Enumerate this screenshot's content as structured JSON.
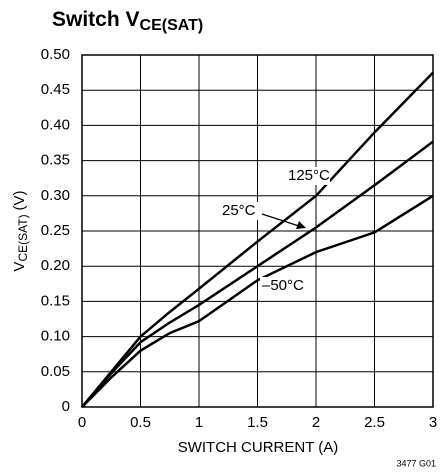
{
  "chart_data": {
    "type": "line",
    "title": {
      "text": "Switch V",
      "subscript": "CE(SAT)"
    },
    "xlabel": "SWITCH CURRENT (A)",
    "ylabel": {
      "text": "V",
      "subscript": "CE(SAT)",
      "suffix": "(V)"
    },
    "footnote": "3477 G01",
    "x": [
      0,
      0.25,
      0.5,
      0.75,
      1,
      1.5,
      2,
      2.5,
      3
    ],
    "series": [
      {
        "name": "125°C",
        "color": "#000000",
        "values": [
          0,
          0.05,
          0.1,
          0.135,
          0.168,
          0.235,
          0.3,
          0.39,
          0.475
        ]
      },
      {
        "name": "25°C",
        "color": "#000000",
        "values": [
          0,
          0.048,
          0.092,
          0.12,
          0.145,
          0.2,
          0.255,
          0.315,
          0.377
        ]
      },
      {
        "name": "–50°C",
        "color": "#000000",
        "values": [
          0,
          0.042,
          0.08,
          0.105,
          0.122,
          0.18,
          0.22,
          0.248,
          0.3
        ]
      }
    ],
    "xlim": [
      0,
      3
    ],
    "xticks": [
      0,
      0.5,
      1,
      1.5,
      2,
      2.5,
      3
    ],
    "ylim": [
      0,
      0.5
    ],
    "yticks": [
      0,
      0.05,
      {
        "value": 0.1,
        "label": "0.10"
      },
      0.15,
      {
        "value": 0.2,
        "label": "0.20"
      },
      0.25,
      {
        "value": 0.3,
        "label": "0.30"
      },
      0.35,
      {
        "value": 0.4,
        "label": "0.40"
      },
      0.45,
      {
        "value": 0.5,
        "label": "0.50"
      }
    ],
    "grid": true
  }
}
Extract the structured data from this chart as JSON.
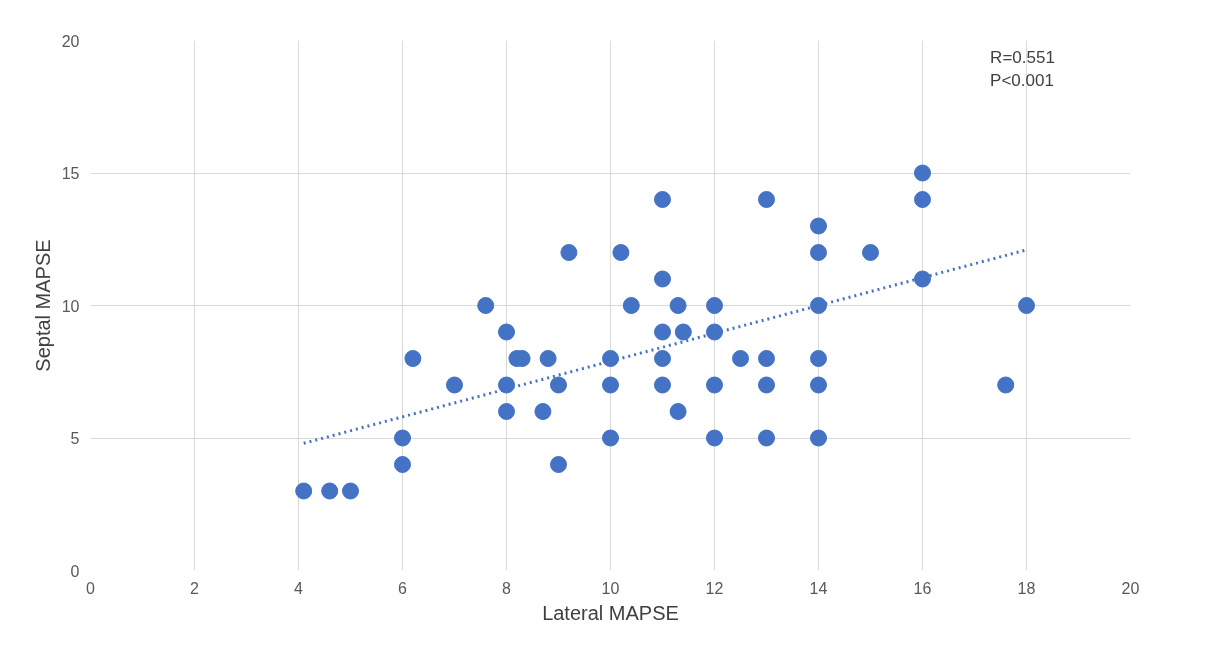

•••••

* What you need to do *
Transcribe the records above exactly, leaving out every picture.

* Response *
Enumerate this screenshot's content as structured JSON.
{
  "chart_data": {
    "type": "line",
    "title": {
      "text": "Switch V",
      "subscript": "CE(SAT)"
    },
    "xlabel": "SWITCH CURRENT (A)",
    "ylabel": {
      "text": "V",
      "subscript": "CE(SAT)",
      "suffix": "(V)"
    },
    "footnote": "3477 G01",
    "x": [
      0,
      0.25,
      0.5,
      0.75,
      1,
      1.5,
      2,
      2.5,
      3
    ],
    "series": [
      {
        "name": "125°C",
        "color": "#000000",
        "values": [
          0,
          0.05,
          0.1,
          0.135,
          0.168,
          0.235,
          0.3,
          0.39,
          0.475
        ]
      },
      {
        "name": "25°C",
        "color": "#000000",
        "values": [
          0,
          0.048,
          0.092,
          0.12,
          0.145,
          0.2,
          0.255,
          0.315,
          0.377
        ]
      },
      {
        "name": "–50°C",
        "color": "#000000",
        "values": [
          0,
          0.042,
          0.08,
          0.105,
          0.122,
          0.18,
          0.22,
          0.248,
          0.3
        ]
      }
    ],
    "xlim": [
      0,
      3
    ],
    "xticks": [
      0,
      0.5,
      1,
      1.5,
      2,
      2.5,
      3
    ],
    "ylim": [
      0,
      0.5
    ],
    "yticks": [
      0,
      0.05,
      {
        "value": 0.1,
        "label": "0.10"
      },
      0.15,
      {
        "value": 0.2,
        "label": "0.20"
      },
      0.25,
      {
        "value": 0.3,
        "label": "0.30"
      },
      0.35,
      {
        "value": 0.4,
        "label": "0.40"
      },
      0.45,
      {
        "value": 0.5,
        "label": "0.50"
      }
    ],
    "grid": true
  }
}
Extract the structured data from this chart as JSON.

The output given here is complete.